• DOCUMENT:

Setting Afoot in Kenya

Just before my departure to Kenya, my mind was racing. I've never traveled internationally alone and haven't traveled abroad in over seven years. What items will I forget to bring? Will I be accepted? Will Kenya be a place inviting to foreigners, or a bit withdrawn? And most importantly, will I get lost in the airports with my terrible sense of direction?

There was a lot of preparation involved in this trip, from weekly meetings discussing effective and culturally sensitive volunteerism to late night Walmart runs buying outlet adapters. These months leading up to my travel have definitely challenged assumptions I have had about volunteering. I have always assumed charity and money could solve a large majority of the world's problems. To me, it didn't seem to be a coincidence that most countries that were not developed often didn't have a lot of money. However, what I failed to realize is that while money does help temporarily, a lot problems that plague third-world countries have to do with self-efficacy. I learned through our Moellership workshops that teaching skills and economic empowerment is so important — that way people in less fortunate areas can learn to provide for themselves and can reign as independent and thriving entities. Those workshops definitely aiding in helping me see things for the better.

Image: Plane wing over clouds at sunset. The view from my flight out of Orlando to my connection in Dubai
The view of my flight from Orlando to my connection in Dubai.

Dataset rows
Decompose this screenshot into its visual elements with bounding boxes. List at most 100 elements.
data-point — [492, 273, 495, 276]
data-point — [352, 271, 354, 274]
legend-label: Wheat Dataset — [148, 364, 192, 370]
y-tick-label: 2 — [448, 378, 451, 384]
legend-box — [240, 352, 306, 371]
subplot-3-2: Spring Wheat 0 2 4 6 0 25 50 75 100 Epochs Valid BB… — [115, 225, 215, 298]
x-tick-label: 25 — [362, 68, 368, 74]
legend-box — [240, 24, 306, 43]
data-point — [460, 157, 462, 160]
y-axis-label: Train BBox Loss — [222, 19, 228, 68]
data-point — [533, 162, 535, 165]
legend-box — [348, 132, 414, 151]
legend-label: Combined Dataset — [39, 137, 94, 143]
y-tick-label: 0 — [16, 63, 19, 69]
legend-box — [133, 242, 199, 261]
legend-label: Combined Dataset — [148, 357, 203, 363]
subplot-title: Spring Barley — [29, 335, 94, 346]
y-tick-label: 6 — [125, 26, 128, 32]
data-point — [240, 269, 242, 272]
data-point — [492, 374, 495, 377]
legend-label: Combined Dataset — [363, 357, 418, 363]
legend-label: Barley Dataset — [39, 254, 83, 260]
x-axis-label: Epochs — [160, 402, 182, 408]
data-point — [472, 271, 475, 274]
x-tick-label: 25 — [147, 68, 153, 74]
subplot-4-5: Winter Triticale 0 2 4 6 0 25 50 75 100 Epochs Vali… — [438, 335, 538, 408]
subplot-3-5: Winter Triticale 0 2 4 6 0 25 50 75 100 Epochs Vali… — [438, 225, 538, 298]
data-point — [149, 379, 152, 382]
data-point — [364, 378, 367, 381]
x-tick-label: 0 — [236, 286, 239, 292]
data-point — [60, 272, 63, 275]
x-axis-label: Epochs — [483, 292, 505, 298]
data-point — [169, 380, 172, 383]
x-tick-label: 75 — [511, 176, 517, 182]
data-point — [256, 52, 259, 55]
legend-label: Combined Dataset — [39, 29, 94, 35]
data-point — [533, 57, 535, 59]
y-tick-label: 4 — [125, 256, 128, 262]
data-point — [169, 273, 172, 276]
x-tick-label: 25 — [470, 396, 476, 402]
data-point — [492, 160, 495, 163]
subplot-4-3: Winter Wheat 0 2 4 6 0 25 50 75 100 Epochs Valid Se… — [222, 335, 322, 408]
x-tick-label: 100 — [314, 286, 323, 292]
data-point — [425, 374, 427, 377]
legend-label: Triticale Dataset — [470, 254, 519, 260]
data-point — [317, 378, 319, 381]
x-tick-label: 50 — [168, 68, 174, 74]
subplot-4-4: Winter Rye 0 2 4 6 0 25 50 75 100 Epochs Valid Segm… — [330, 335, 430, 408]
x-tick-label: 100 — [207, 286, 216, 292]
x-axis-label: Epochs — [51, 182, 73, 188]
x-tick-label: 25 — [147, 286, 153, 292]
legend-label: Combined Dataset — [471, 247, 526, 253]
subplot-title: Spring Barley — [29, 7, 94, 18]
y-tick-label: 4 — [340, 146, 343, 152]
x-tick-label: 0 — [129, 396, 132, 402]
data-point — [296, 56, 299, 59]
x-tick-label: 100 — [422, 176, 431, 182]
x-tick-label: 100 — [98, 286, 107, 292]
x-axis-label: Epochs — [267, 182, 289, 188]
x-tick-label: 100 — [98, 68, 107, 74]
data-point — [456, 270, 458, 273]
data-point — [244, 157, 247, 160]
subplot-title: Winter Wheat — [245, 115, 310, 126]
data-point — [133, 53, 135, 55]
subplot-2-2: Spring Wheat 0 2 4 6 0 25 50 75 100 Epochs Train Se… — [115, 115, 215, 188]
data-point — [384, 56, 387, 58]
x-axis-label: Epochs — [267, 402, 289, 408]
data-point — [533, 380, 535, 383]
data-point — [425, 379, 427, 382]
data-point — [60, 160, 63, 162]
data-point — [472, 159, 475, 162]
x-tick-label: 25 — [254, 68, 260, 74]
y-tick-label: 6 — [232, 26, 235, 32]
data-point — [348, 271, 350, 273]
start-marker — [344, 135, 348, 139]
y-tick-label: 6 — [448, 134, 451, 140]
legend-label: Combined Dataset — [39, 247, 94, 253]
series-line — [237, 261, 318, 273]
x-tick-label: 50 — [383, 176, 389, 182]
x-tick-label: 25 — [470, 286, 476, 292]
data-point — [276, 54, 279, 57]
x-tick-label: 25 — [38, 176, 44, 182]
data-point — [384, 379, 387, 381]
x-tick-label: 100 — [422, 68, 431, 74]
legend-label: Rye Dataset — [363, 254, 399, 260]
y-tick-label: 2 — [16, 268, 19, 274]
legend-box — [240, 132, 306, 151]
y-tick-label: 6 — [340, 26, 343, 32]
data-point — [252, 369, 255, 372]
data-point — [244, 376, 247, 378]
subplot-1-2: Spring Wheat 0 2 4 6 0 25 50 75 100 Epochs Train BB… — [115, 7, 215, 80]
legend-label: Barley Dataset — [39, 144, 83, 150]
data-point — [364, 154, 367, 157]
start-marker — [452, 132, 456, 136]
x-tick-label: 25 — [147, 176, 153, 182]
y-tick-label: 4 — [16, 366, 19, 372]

• PARTS OF THE EXERCISE:
**a.** According to the Kenya travel post, how long had it been since the writer last traveled abroad?
**b.** Write the next part of the Kenya travel post, picking up after its final line.
The dataset rows are separate material with no connection to the Kenya travel post.

• TASK RESPONSES:
**a.** Over seven years.

**b.**
Throughout the course of my preparation, I have been steadily building anticipation for travel. One thing I am looking forward to is experiencing Kenya's culture. I love music, dance, food and foreign languages. I am very excited to pick up as much Swahili and Kamba as I can. Additionally, I would love to visit some of the beautiful sites in Machakos where I am stationed like the Five Hills neighborhood, where there are five large mountains overlooking the whole city.

Not only am I looking forward to the experiencing the culture, I am very much excited to be able to make an impact on the Machakos community. Because Light of Hope Youth Initiative International is now focusing its efforts on building a women’s shelter for those who have been affected by domestic violence, which runs rampant in Machakos, I know this organization and the cause will be something that I will enjoy being a part of. Violence is an unfortunate common trauma in this world, particularly in East Africa. In my own community in Sudan, violence by the government and protesters happens every day. It has always been a dream of mine to help those who have been affected by violence, and this organization does just that.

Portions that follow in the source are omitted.